> [What you have to do]:
Only lines holding the word "subscribers" are wanted. Copy them from the listing below.

> [Exercise input]:
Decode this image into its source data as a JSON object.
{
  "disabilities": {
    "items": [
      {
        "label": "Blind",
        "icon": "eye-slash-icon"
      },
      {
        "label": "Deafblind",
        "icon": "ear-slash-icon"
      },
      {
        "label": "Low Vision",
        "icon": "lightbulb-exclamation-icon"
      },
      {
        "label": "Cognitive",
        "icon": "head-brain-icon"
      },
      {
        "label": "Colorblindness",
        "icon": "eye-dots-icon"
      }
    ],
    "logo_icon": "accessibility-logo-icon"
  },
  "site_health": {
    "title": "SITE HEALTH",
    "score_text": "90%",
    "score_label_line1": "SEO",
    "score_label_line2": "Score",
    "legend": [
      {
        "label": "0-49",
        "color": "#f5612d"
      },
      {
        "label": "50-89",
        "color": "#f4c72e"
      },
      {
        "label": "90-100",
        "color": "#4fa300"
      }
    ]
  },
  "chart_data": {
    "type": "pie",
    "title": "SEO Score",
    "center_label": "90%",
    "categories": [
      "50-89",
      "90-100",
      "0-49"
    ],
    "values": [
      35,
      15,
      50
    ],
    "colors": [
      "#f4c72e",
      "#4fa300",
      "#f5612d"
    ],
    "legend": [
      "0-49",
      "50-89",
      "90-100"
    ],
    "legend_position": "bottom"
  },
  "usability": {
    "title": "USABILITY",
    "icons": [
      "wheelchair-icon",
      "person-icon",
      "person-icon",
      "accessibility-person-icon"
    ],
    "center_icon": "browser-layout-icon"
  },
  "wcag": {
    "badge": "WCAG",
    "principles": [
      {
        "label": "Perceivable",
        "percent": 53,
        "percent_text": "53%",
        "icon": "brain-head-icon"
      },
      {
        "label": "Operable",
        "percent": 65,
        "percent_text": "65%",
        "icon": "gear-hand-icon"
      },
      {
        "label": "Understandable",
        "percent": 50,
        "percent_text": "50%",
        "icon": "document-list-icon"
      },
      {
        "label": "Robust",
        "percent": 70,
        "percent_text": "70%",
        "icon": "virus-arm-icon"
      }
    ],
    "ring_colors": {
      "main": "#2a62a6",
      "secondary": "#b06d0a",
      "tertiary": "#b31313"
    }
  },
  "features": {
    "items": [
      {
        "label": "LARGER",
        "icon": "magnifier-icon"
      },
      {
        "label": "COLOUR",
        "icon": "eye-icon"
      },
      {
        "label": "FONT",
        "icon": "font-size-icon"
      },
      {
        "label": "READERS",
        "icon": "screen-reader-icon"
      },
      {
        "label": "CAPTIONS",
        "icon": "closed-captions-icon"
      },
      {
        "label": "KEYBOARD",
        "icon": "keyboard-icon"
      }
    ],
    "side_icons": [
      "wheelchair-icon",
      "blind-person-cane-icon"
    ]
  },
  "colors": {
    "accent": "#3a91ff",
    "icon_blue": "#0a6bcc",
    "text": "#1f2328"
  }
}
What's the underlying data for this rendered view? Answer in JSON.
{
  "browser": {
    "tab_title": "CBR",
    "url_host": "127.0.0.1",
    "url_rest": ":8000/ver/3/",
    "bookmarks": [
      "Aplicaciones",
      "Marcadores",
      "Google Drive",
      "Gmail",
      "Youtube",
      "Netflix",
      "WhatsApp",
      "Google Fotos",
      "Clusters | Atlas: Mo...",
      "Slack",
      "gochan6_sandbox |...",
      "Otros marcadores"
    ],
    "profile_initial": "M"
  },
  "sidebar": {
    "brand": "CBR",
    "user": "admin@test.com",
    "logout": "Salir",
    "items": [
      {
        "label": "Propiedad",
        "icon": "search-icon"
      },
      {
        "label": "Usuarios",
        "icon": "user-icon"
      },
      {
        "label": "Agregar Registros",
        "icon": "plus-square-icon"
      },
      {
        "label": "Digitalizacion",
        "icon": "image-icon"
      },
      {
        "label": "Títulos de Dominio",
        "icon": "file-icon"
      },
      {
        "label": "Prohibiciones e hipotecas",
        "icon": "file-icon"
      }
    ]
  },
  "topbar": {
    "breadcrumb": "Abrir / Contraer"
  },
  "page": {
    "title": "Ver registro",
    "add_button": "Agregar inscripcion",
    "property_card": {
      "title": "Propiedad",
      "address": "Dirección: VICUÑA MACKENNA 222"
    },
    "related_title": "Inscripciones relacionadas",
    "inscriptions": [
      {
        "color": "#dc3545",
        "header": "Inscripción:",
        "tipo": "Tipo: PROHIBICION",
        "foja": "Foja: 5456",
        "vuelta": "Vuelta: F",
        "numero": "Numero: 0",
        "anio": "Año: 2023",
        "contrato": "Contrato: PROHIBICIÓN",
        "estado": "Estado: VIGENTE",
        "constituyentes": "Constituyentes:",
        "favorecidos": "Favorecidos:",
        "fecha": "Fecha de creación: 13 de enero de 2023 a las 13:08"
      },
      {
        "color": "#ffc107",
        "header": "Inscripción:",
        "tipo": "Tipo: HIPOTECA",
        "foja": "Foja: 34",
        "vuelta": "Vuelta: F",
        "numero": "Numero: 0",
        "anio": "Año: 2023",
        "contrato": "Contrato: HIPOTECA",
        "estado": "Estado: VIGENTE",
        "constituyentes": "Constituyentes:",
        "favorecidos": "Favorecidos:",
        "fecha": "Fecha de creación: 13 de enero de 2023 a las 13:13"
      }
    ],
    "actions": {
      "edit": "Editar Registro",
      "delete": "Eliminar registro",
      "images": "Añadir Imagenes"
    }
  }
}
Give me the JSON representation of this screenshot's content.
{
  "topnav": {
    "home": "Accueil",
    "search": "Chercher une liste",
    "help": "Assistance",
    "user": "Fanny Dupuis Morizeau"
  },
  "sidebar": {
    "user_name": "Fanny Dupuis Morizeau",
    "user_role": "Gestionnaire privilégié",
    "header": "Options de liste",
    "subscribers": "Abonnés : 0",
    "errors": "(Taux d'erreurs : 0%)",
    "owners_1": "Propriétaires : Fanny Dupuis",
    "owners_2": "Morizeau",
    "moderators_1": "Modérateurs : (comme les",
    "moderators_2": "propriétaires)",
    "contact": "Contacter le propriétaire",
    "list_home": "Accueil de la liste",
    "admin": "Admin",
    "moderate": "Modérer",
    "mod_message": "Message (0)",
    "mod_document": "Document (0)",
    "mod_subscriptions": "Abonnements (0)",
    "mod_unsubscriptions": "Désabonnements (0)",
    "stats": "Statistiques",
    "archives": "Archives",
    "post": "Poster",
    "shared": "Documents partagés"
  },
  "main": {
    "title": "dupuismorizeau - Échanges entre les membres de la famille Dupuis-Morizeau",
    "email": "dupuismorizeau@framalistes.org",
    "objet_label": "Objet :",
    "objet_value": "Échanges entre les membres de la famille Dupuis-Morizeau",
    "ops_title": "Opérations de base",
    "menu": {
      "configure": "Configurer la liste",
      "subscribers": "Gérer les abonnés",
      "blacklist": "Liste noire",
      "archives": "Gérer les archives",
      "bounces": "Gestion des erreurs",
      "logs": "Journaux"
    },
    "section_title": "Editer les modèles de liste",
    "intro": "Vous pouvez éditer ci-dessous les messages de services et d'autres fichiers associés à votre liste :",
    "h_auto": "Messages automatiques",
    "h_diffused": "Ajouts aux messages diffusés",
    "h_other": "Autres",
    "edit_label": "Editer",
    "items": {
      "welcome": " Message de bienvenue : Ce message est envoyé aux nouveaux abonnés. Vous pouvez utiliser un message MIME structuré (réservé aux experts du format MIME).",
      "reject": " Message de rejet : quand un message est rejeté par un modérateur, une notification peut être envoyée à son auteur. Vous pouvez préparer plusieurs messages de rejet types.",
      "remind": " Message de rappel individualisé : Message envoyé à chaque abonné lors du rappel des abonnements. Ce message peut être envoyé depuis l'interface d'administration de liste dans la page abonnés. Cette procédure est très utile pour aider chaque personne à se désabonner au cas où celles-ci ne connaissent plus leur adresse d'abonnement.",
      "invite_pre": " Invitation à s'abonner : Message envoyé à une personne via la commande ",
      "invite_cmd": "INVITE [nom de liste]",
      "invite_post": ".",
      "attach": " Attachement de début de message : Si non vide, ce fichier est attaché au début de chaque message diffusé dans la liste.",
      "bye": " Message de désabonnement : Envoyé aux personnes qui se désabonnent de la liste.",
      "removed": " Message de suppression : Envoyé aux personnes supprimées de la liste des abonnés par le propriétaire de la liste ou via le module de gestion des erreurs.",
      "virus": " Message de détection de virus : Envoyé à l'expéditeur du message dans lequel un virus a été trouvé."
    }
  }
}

> [Result for this exercise]:
    "subscribers": "Abonnés : 0",
      "subscribers": "Gérer les abonnés",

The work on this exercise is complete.